Stored entries:
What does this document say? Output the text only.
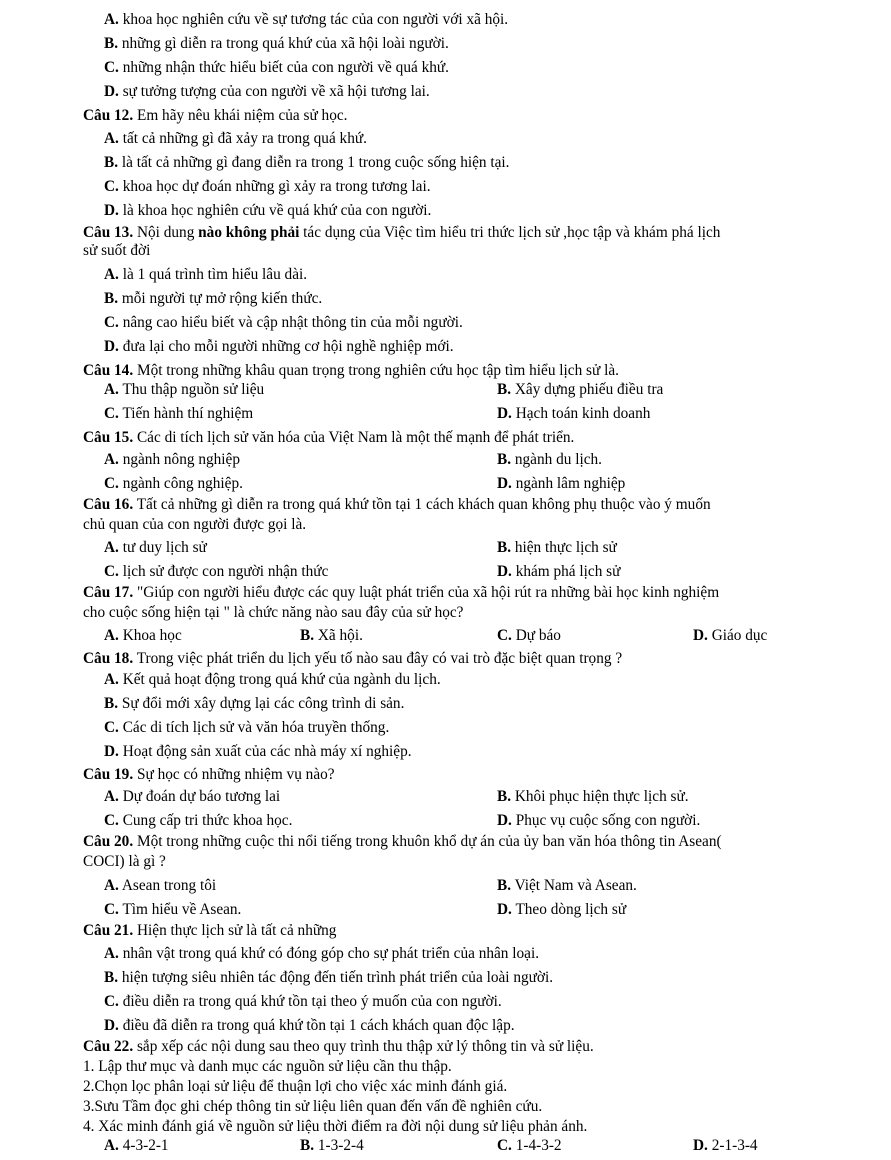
A. khoa học nghiên cứu về sự tương tác của con người với xã hội.
B. những gì diễn ra trong quá khứ của xã hội loài người.
C. những nhận thức hiểu biết của con người về quá khứ.
D. sự tưởng tượng của con người về xã hội tương lai.
Câu 12. Em hãy nêu khái niệm của sử học.
A. tất cả những gì đã xảy ra trong quá khứ.
B. là tất cả những gì đang diễn ra trong 1 trong cuộc sống hiện tại.
C. khoa học dự đoán những gì xảy ra trong tương lai.
D. là khoa học nghiên cứu về quá khứ của con người.
Câu 13. Nội dung nào không phải tác dụng của Việc tìm hiểu tri thức lịch sử ,học tập và khám phá lịch
sử suốt đời
A. là 1 quá trình tìm hiểu lâu dài.
B. mỗi người tự mở rộng kiến thức.
C. nâng cao hiểu biết và cập nhật thông tin của mỗi người.
D. đưa lại cho mỗi người những cơ hội nghề nghiệp mới.
Câu 14. Một trong những khâu quan trọng trong nghiên cứu học tập tìm hiểu lịch sử là.
A. Thu thập nguồn sử liệu	B. Xây dựng phiếu điều tra
C. Tiến hành thí nghiệm	D. Hạch toán kinh doanh
Câu 15. Các di tích lịch sử văn hóa của Việt Nam là một thế mạnh để phát triển.
A. ngành nông nghiệp	B. ngành du lịch.
C. ngành công nghiệp.	D. ngành lâm nghiệp
Câu 16. Tất cả những gì diễn ra trong quá khứ tồn tại 1 cách khách quan không phụ thuộc vào ý muốn
chủ quan của con người được gọi là.
A. tư duy lịch sử	B. hiện thực lịch sử
C. lịch sử được con người nhận thức	D. khám phá lịch sử
Câu 17. "Giúp con người hiểu được các quy luật phát triển của xã hội rút ra những bài học kinh nghiệm
cho cuộc sống hiện tại " là chức năng nào sau đây của sử học?
A. Khoa học	B. Xã hội.	C. Dự báo	D. Giáo dục
Câu 18. Trong việc phát triển du lịch yếu tố nào sau đây có vai trò đặc biệt quan trọng ?
A. Kết quả hoạt động trong quá khứ của ngành du lịch.
B. Sự đổi mới xây dựng lại các công trình di sản.
C. Các di tích lịch sử và văn hóa truyền thống.
D. Hoạt động sản xuất của các nhà máy xí nghiệp.
Câu 19. Sự học có những nhiệm vụ nào?
A. Dự đoán dự báo tương lai	B. Khôi phục hiện thực lịch sử.
C. Cung cấp tri thức khoa học.	D. Phục vụ cuộc sống con người.
Câu 20. Một trong những cuộc thi nổi tiếng trong khuôn khổ dự án của ủy ban văn hóa thông tin Asean(
COCI) là gì ?
A. Asean trong tôi	B. Việt Nam và Asean.
C. Tìm hiểu về Asean.	D. Theo dòng lịch sử
Câu 21. Hiện thực lịch sử là tất cả những
A. nhân vật trong quá khứ có đóng góp cho sự phát triển của nhân loại.
B. hiện tượng siêu nhiên tác động đến tiến trình phát triển của loài người.
C. điều diễn ra trong quá khứ tồn tại theo ý muốn của con người.
D. điều đã diễn ra trong quá khứ tồn tại 1 cách khách quan độc lập.
Câu 22. sắp xếp các nội dung sau theo quy trình thu thập xử lý thông tin và sử liệu.
1. Lập thư mục và danh mục các nguồn sử liệu cần thu thập.
2.Chọn lọc phân loại sử liệu để thuận lợi cho việc xác minh đánh giá.
3.Sưu Tầm đọc ghi chép thông tin sử liệu liên quan đến vấn đề nghiên cứu.
4. Xác minh đánh giá về nguồn sử liệu thời điểm ra đời nội dung sử liệu phản ánh.
A. 4-3-2-1	B. 1-3-2-4	C. 1-4-3-2	D. 2-1-3-4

### EXERCISE GOAL
Make an exact copy of all entries above, dropping the images.

### EXPECTED OUTPUT
What does this document say? Output the text only.
A. khoa học nghiên cứu về sự tương tác của con người với xã hội.
B. những gì diễn ra trong quá khứ của xã hội loài người.
C. những nhận thức hiểu biết của con người về quá khứ.
D. sự tưởng tượng của con người về xã hội tương lai.
Câu 12. Em hãy nêu khái niệm của sử học.
A. tất cả những gì đã xảy ra trong quá khứ.
B. là tất cả những gì đang diễn ra trong 1 trong cuộc sống hiện tại.
C. khoa học dự đoán những gì xảy ra trong tương lai.
D. là khoa học nghiên cứu về quá khứ của con người.
Câu 13. Nội dung nào không phải tác dụng của Việc tìm hiểu tri thức lịch sử ,học tập và khám phá lịch
sử suốt đời
A. là 1 quá trình tìm hiểu lâu dài.
B. mỗi người tự mở rộng kiến thức.
C. nâng cao hiểu biết và cập nhật thông tin của mỗi người.
D. đưa lại cho mỗi người những cơ hội nghề nghiệp mới.
Câu 14. Một trong những khâu quan trọng trong nghiên cứu học tập tìm hiểu lịch sử là.
A. Thu thập nguồn sử liệu	B. Xây dựng phiếu điều tra
C. Tiến hành thí nghiệm	D. Hạch toán kinh doanh
Câu 15. Các di tích lịch sử văn hóa của Việt Nam là một thế mạnh để phát triển.
A. ngành nông nghiệp	B. ngành du lịch.
C. ngành công nghiệp.	D. ngành lâm nghiệp
Câu 16. Tất cả những gì diễn ra trong quá khứ tồn tại 1 cách khách quan không phụ thuộc vào ý muốn
chủ quan của con người được gọi là.
A. tư duy lịch sử	B. hiện thực lịch sử
C. lịch sử được con người nhận thức	D. khám phá lịch sử
Câu 17. "Giúp con người hiểu được các quy luật phát triển của xã hội rút ra những bài học kinh nghiệm
cho cuộc sống hiện tại " là chức năng nào sau đây của sử học?
A. Khoa học	B. Xã hội.	C. Dự báo	D. Giáo dục
Câu 18. Trong việc phát triển du lịch yếu tố nào sau đây có vai trò đặc biệt quan trọng ?
A. Kết quả hoạt động trong quá khứ của ngành du lịch.
B. Sự đổi mới xây dựng lại các công trình di sản.
C. Các di tích lịch sử và văn hóa truyền thống.
D. Hoạt động sản xuất của các nhà máy xí nghiệp.
Câu 19. Sự học có những nhiệm vụ nào?
A. Dự đoán dự báo tương lai	B. Khôi phục hiện thực lịch sử.
C. Cung cấp tri thức khoa học.	D. Phục vụ cuộc sống con người.
Câu 20. Một trong những cuộc thi nổi tiếng trong khuôn khổ dự án của ủy ban văn hóa thông tin Asean(
COCI) là gì ?
A. Asean trong tôi	B. Việt Nam và Asean.
C. Tìm hiểu về Asean.	D. Theo dòng lịch sử
Câu 21. Hiện thực lịch sử là tất cả những
A. nhân vật trong quá khứ có đóng góp cho sự phát triển của nhân loại.
B. hiện tượng siêu nhiên tác động đến tiến trình phát triển của loài người.
C. điều diễn ra trong quá khứ tồn tại theo ý muốn của con người.
D. điều đã diễn ra trong quá khứ tồn tại 1 cách khách quan độc lập.
Câu 22. sắp xếp các nội dung sau theo quy trình thu thập xử lý thông tin và sử liệu.
1. Lập thư mục và danh mục các nguồn sử liệu cần thu thập.
2.Chọn lọc phân loại sử liệu để thuận lợi cho việc xác minh đánh giá.
3.Sưu Tầm đọc ghi chép thông tin sử liệu liên quan đến vấn đề nghiên cứu.
4. Xác minh đánh giá về nguồn sử liệu thời điểm ra đời nội dung sử liệu phản ánh.
A. 4-3-2-1	B. 1-3-2-4	C. 1-4-3-2	D. 2-1-3-4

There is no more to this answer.